• _WORK TO COMPLETE_: Write out the whole listing word for word.
----- INPUT ROWS
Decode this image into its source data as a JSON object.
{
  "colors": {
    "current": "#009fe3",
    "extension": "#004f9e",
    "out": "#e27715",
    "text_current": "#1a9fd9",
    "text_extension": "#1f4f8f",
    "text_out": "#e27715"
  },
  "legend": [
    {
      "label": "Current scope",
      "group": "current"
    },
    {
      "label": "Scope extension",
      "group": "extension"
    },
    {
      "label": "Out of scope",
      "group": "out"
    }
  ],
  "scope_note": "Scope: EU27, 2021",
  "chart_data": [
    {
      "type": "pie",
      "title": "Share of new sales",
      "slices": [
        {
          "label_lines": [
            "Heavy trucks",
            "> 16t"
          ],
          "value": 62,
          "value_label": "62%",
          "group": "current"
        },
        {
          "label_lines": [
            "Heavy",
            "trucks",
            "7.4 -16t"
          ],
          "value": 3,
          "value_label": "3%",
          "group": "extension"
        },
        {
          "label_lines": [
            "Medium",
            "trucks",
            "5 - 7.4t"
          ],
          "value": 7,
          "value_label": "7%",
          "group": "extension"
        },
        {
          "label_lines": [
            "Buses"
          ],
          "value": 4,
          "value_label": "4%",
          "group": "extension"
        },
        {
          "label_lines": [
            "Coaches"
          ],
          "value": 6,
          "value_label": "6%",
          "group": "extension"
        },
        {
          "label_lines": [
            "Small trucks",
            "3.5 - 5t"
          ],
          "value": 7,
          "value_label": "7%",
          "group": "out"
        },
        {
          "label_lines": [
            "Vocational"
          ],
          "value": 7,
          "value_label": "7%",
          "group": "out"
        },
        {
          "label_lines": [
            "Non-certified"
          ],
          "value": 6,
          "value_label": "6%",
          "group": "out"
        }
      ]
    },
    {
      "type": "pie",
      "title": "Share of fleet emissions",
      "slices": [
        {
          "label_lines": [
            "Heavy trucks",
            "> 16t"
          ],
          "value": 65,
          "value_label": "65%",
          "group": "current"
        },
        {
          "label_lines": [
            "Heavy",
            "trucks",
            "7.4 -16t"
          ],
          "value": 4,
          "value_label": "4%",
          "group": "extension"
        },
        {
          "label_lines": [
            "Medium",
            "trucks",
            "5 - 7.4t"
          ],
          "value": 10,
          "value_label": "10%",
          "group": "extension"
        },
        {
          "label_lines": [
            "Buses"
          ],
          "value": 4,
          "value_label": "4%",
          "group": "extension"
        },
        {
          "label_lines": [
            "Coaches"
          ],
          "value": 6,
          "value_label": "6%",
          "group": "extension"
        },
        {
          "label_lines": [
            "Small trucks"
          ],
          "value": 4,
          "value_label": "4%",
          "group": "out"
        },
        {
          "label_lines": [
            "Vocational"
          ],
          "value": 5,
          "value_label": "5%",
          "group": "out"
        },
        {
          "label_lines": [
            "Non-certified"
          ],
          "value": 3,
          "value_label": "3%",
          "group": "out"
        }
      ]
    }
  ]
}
----------
• _FINISHED TASK_:
Decode this image into its source data as a JSON object.
{
  "colors": {
    "current": "#009fe3",
    "extension": "#004f9e",
    "out": "#e27715",
    "text_current": "#1a9fd9",
    "text_extension": "#1f4f8f",
    "text_out": "#e27715"
  },
  "legend": [
    {
      "label": "Current scope",
      "group": "current"
    },
    {
      "label": "Scope extension",
      "group": "extension"
    },
    {
      "label": "Out of scope",
      "group": "out"
    }
  ],
  "scope_note": "Scope: EU27, 2021",
  "chart_data": [
    {
      "type": "pie",
      "title": "Share of new sales",
      "slices": [
        {
          "label_lines": [
            "Heavy trucks",
            "> 16t"
          ],
          "value": 62,
          "value_label": "62%",
          "group": "current"
        },
        {
          "label_lines": [
            "Heavy",
            "trucks",
            "7.4 -16t"
          ],
          "value": 3,
          "value_label": "3%",
          "group": "extension"
        },
        {
          "label_lines": [
            "Medium",
            "trucks",
            "5 - 7.4t"
          ],
          "value": 7,
          "value_label": "7%",
          "group": "extension"
        },
        {
          "label_lines": [
            "Buses"
          ],
          "value": 4,
          "value_label": "4%",
          "group": "extension"
        },
        {
          "label_lines": [
            "Coaches"
          ],
          "value": 6,
          "value_label": "6%",
          "group": "extension"
        },
        {
          "label_lines": [
            "Small trucks",
            "3.5 - 5t"
          ],
          "value": 7,
          "value_label": "7%",
          "group": "out"
        },
        {
          "label_lines": [
            "Vocational"
          ],
          "value": 7,
          "value_label": "7%",
          "group": "out"
        },
        {
          "label_lines": [
            "Non-certified"
          ],
          "value": 6,
          "value_label": "6%",
          "group": "out"
        }
      ]
    },
    {
      "type": "pie",
      "title": "Share of fleet emissions",
      "slices": [
        {
          "label_lines": [
            "Heavy trucks",
            "> 16t"
          ],
          "value": 65,
          "value_label": "65%",
          "group": "current"
        },
        {
          "label_lines": [
            "Heavy",
            "trucks",
            "7.4 -16t"
          ],
          "value": 4,
          "value_label": "4%",
          "group": "extension"
        },
        {
          "label_lines": [
            "Medium",
            "trucks",
            "5 - 7.4t"
          ],
          "value": 10,
          "value_label": "10%",
          "group": "extension"
        },
        {
          "label_lines": [
            "Buses"
          ],
          "value": 4,
          "value_label": "4%",
          "group": "extension"
        },
        {
          "label_lines": [
            "Coaches"
          ],
          "value": 6,
          "value_label": "6%",
          "group": "extension"
        },
        {
          "label_lines": [
            "Small trucks"
          ],
          "value": 4,
          "value_label": "4%",
          "group": "out"
        },
        {
          "label_lines": [
            "Vocational"
          ],
          "value": 5,
          "value_label": "5%",
          "group": "out"
        },
        {
          "label_lines": [
            "Non-certified"
          ],
          "value": 3,
          "value_label": "3%",
          "group": "out"
        }
      ]
    }
  ]
}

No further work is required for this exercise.